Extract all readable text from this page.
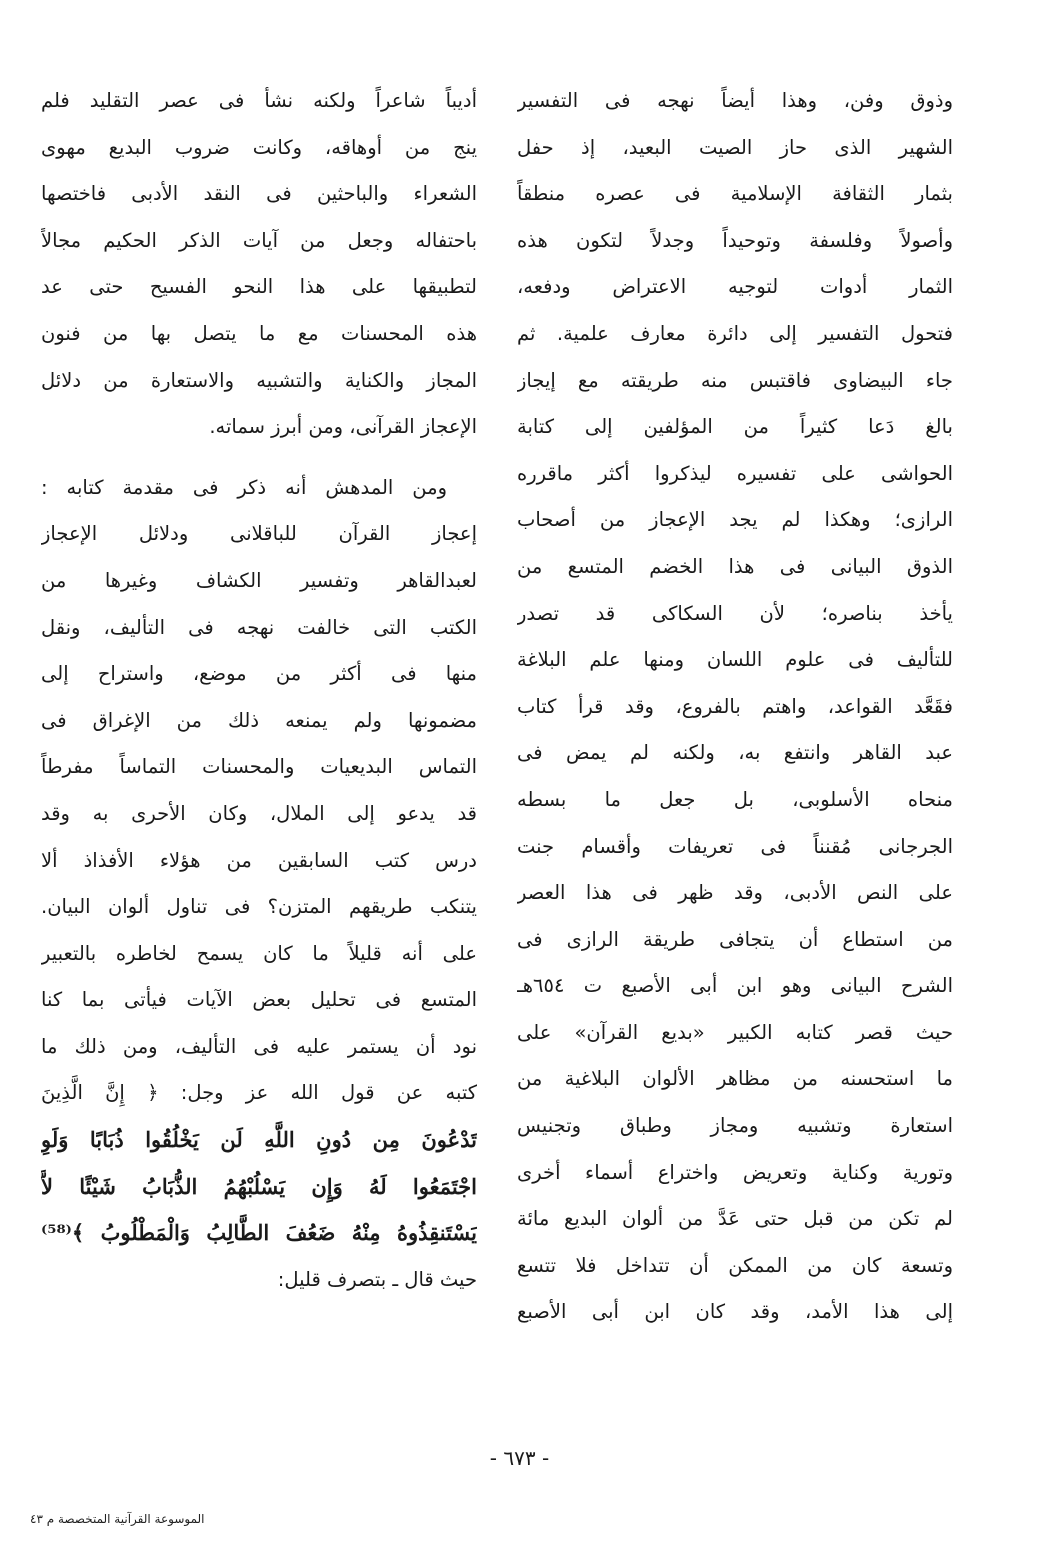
وذوق وفن، وهذا أيضاً نهجه فى التفسير
الشهير الذى حاز الصيت البعيد، إذ حفل
بثمار الثقافة الإسلامية فى عصره منطقاً
وأصولاً وفلسفة وتوحيداً وجدلاً لتكون هذه
الثمار أدوات لتوجيه الاعتراض ودفعه،
فتحول التفسير إلى دائرة معارف علمية. ثم
جاء البيضاوى فاقتبس منه طريقته مع إيجاز
بالغ دَعا كثيراً من المؤلفين إلى كتابة
الحواشى على تفسيره ليذكروا أكثر ماقرره
الرازى؛ وهكذا لم يجد الإعجاز من أصحاب
الذوق البيانى فى هذا الخضم المتسع من
يأخذ بناصره؛ لأن السكاكى قد تصدر
للتأليف فى علوم اللسان ومنها علم البلاغة
فقَعَّد القواعد، واهتم بالفروع، وقد قرأ كتاب
عبد القاهر وانتفع به، ولكنه لم يمض فى
منحاه الأسلوبى، بل جعل ما بسطه
الجرجانى مُقنناً فى تعريفات وأقسام جنت
على النص الأدبى، وقد ظهر فى هذا العصر
من استطاع أن يتجافى طريقة الرازى فى
الشرح البيانى وهو ابن أبى الأصبع ت ٦٥٤هـ
حيث قصر كتابه الكبير «بديع القرآن» على
ما استحسنه من مظاهر الألوان البلاغية من
استعارة وتشبيه ومجاز وطباق وتجنيس
وتورية وكناية وتعريض واختراع أسماء أخرى
لم تكن من قبل حتى عَدَّ من ألوان البديع مائة
وتسعة كان من الممكن أن تتداخل فلا تتسع
إلى هذا الأمد، وقد كان ابن أبى الأصبع
أديباً شاعراً ولكنه نشأ فى عصر التقليد فلم
ينج من أوهاقه، وكانت ضروب البديع مهوى
الشعراء والباحثين فى النقد الأدبى فاختصها
باحتفاله وجعل من آيات الذكر الحكيم مجالاً
لتطبيقها على هذا النحو الفسيح حتى عد
هذه المحسنات مع ما يتصل بها من فنون
المجاز والكناية والتشبيه والاستعارة من دلائل
الإعجاز القرآنى، ومن أبرز سماته.
ومن المدهش أنه ذكر فى مقدمة كتابه :
إعجاز القرآن للباقلانى ودلائل الإعجاز
لعبدالقاهر وتفسير الكشاف وغيرها من
الكتب التى خالفت نهجه فى التأليف، ونقل
منها فى أكثر من موضع، واستراح إلى
مضمونها ولم يمنعه ذلك من الإغراق فى
التماس البديعيات والمحسنات التماساً مفرطاً
قد يدعو إلى الملال، وكان الأحرى به وقد
درس كتب السابقين من هؤلاء الأفذاذ ألا
يتنكب طريقهم المتزن؟ فى تناول ألوان البيان.
على أنه قليلاً ما كان يسمح لخاطره بالتعبير
المتسع فى تحليل بعض الآيات فيأتى بما كنا
نود أن يستمر عليه فى التأليف، ومن ذلك ما
كتبه عن قول الله عز وجل: ﴿ إِنَّ الَّذِينَ
تَدْعُونَ مِن دُونِ اللَّهِ لَن يَخْلُقُوا ذُبَابًا وَلَوِ
اجْتَمَعُوا لَهُ وَإِن يَسْلُبْهُمُ الذُّبَابُ شَيْئًا لاَّ
يَسْتَنقِذُوهُ مِنْهُ ضَعُفَ الطَّالِبُ وَالْمَطْلُوبُ ﴾⁽⁵⁸⁾
حيث قال ـ بتصرف قليل:
- ٦٧٣ -
الموسوعة القرآنية المتخصصة م ٤٣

--*--

◆ Problem to work on
Write out the listing word for word, omitting the pictures it holds.

◆ Expected answer
Extract all readable text from this page.
وذوق وفن، وهذا أيضاً نهجه فى التفسير
الشهير الذى حاز الصيت البعيد، إذ حفل
بثمار الثقافة الإسلامية فى عصره منطقاً
وأصولاً وفلسفة وتوحيداً وجدلاً لتكون هذه
الثمار أدوات لتوجيه الاعتراض ودفعه،
فتحول التفسير إلى دائرة معارف علمية. ثم
جاء البيضاوى فاقتبس منه طريقته مع إيجاز
بالغ دَعا كثيراً من المؤلفين إلى كتابة
الحواشى على تفسيره ليذكروا أكثر ماقرره
الرازى؛ وهكذا لم يجد الإعجاز من أصحاب
الذوق البيانى فى هذا الخضم المتسع من
يأخذ بناصره؛ لأن السكاكى قد تصدر
للتأليف فى علوم اللسان ومنها علم البلاغة
فقَعَّد القواعد، واهتم بالفروع، وقد قرأ كتاب
عبد القاهر وانتفع به، ولكنه لم يمض فى
منحاه الأسلوبى، بل جعل ما بسطه
الجرجانى مُقنناً فى تعريفات وأقسام جنت
على النص الأدبى، وقد ظهر فى هذا العصر
من استطاع أن يتجافى طريقة الرازى فى
الشرح البيانى وهو ابن أبى الأصبع ت ٦٥٤هـ
حيث قصر كتابه الكبير «بديع القرآن» على
ما استحسنه من مظاهر الألوان البلاغية من
استعارة وتشبيه ومجاز وطباق وتجنيس
وتورية وكناية وتعريض واختراع أسماء أخرى
لم تكن من قبل حتى عَدَّ من ألوان البديع مائة
وتسعة كان من الممكن أن تتداخل فلا تتسع
إلى هذا الأمد، وقد كان ابن أبى الأصبع
أديباً شاعراً ولكنه نشأ فى عصر التقليد فلم
ينج من أوهاقه، وكانت ضروب البديع مهوى
الشعراء والباحثين فى النقد الأدبى فاختصها
باحتفاله وجعل من آيات الذكر الحكيم مجالاً
لتطبيقها على هذا النحو الفسيح حتى عد
هذه المحسنات مع ما يتصل بها من فنون
المجاز والكناية والتشبيه والاستعارة من دلائل
الإعجاز القرآنى، ومن أبرز سماته.
ومن المدهش أنه ذكر فى مقدمة كتابه :
إعجاز القرآن للباقلانى ودلائل الإعجاز
لعبدالقاهر وتفسير الكشاف وغيرها من
الكتب التى خالفت نهجه فى التأليف، ونقل
منها فى أكثر من موضع، واستراح إلى
مضمونها ولم يمنعه ذلك من الإغراق فى
التماس البديعيات والمحسنات التماساً مفرطاً
قد يدعو إلى الملال، وكان الأحرى به وقد
درس كتب السابقين من هؤلاء الأفذاذ ألا
يتنكب طريقهم المتزن؟ فى تناول ألوان البيان.
على أنه قليلاً ما كان يسمح لخاطره بالتعبير
المتسع فى تحليل بعض الآيات فيأتى بما كنا
نود أن يستمر عليه فى التأليف، ومن ذلك ما
كتبه عن قول الله عز وجل: ﴿ إِنَّ الَّذِينَ
تَدْعُونَ مِن دُونِ اللَّهِ لَن يَخْلُقُوا ذُبَابًا وَلَوِ
اجْتَمَعُوا لَهُ وَإِن يَسْلُبْهُمُ الذُّبَابُ شَيْئًا لاَّ
يَسْتَنقِذُوهُ مِنْهُ ضَعُفَ الطَّالِبُ وَالْمَطْلُوبُ ﴾⁽⁵⁸⁾
حيث قال ـ بتصرف قليل:
- ٦٧٣ -
الموسوعة القرآنية المتخصصة م ٤٣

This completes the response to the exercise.